> [Task to carry out]:
Write out every entry exactly as it stands.

> [Entries shown]:

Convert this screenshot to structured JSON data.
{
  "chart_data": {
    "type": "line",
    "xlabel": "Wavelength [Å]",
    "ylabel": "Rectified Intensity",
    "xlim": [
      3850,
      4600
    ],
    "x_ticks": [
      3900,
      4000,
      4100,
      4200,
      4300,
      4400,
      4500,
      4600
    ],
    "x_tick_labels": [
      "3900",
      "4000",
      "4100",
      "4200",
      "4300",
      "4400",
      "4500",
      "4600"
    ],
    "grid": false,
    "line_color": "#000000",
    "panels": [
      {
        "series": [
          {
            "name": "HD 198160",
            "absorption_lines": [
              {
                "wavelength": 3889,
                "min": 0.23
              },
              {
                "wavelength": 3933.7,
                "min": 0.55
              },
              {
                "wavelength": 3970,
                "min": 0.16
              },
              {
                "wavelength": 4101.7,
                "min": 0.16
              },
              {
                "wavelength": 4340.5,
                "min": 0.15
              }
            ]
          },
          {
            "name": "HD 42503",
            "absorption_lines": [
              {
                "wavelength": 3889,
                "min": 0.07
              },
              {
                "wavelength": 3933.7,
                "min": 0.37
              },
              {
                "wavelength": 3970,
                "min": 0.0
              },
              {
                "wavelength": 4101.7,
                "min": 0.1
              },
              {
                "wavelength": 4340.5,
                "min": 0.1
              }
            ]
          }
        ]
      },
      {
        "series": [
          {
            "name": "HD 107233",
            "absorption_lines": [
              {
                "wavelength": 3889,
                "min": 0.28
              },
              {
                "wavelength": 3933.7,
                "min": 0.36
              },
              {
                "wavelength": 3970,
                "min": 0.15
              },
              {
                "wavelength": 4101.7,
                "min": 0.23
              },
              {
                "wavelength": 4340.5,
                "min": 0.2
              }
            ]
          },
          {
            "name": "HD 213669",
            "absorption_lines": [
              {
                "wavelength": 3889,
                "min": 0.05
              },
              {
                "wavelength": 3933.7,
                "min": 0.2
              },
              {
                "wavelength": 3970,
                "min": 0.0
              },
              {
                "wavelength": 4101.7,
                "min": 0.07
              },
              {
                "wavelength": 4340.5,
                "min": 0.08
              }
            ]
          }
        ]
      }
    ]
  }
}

> [Solution]:
Convert this screenshot to structured JSON data.
{
  "chart_data": {
    "type": "line",
    "xlabel": "Wavelength [Å]",
    "ylabel": "Rectified Intensity",
    "xlim": [
      3850,
      4600
    ],
    "x_ticks": [
      3900,
      4000,
      4100,
      4200,
      4300,
      4400,
      4500,
      4600
    ],
    "x_tick_labels": [
      "3900",
      "4000",
      "4100",
      "4200",
      "4300",
      "4400",
      "4500",
      "4600"
    ],
    "grid": false,
    "line_color": "#000000",
    "panels": [
      {
        "series": [
          {
            "name": "HD 198160",
            "absorption_lines": [
              {
                "wavelength": 3889,
                "min": 0.23
              },
              {
                "wavelength": 3933.7,
                "min": 0.55
              },
              {
                "wavelength": 3970,
                "min": 0.16
              },
              {
                "wavelength": 4101.7,
                "min": 0.16
              },
              {
                "wavelength": 4340.5,
                "min": 0.15
              }
            ]
          },
          {
            "name": "HD 42503",
            "absorption_lines": [
              {
                "wavelength": 3889,
                "min": 0.07
              },
              {
                "wavelength": 3933.7,
                "min": 0.37
              },
              {
                "wavelength": 3970,
                "min": 0.0
              },
              {
                "wavelength": 4101.7,
                "min": 0.1
              },
              {
                "wavelength": 4340.5,
                "min": 0.1
              }
            ]
          }
        ]
      },
      {
        "series": [
          {
            "name": "HD 107233",
            "absorption_lines": [
              {
                "wavelength": 3889,
                "min": 0.28
              },
              {
                "wavelength": 3933.7,
                "min": 0.36
              },
              {
                "wavelength": 3970,
                "min": 0.15
              },
              {
                "wavelength": 4101.7,
                "min": 0.23
              },
              {
                "wavelength": 4340.5,
                "min": 0.2
              }
            ]
          },
          {
            "name": "HD 213669",
            "absorption_lines": [
              {
                "wavelength": 3889,
                "min": 0.05
              },
              {
                "wavelength": 3933.7,
                "min": 0.2
              },
              {
                "wavelength": 3970,
                "min": 0.0
              },
              {
                "wavelength": 4101.7,
                "min": 0.07
              },
              {
                "wavelength": 4340.5,
                "min": 0.08
              }
            ]
          }
        ]
      }
    ]
  }
}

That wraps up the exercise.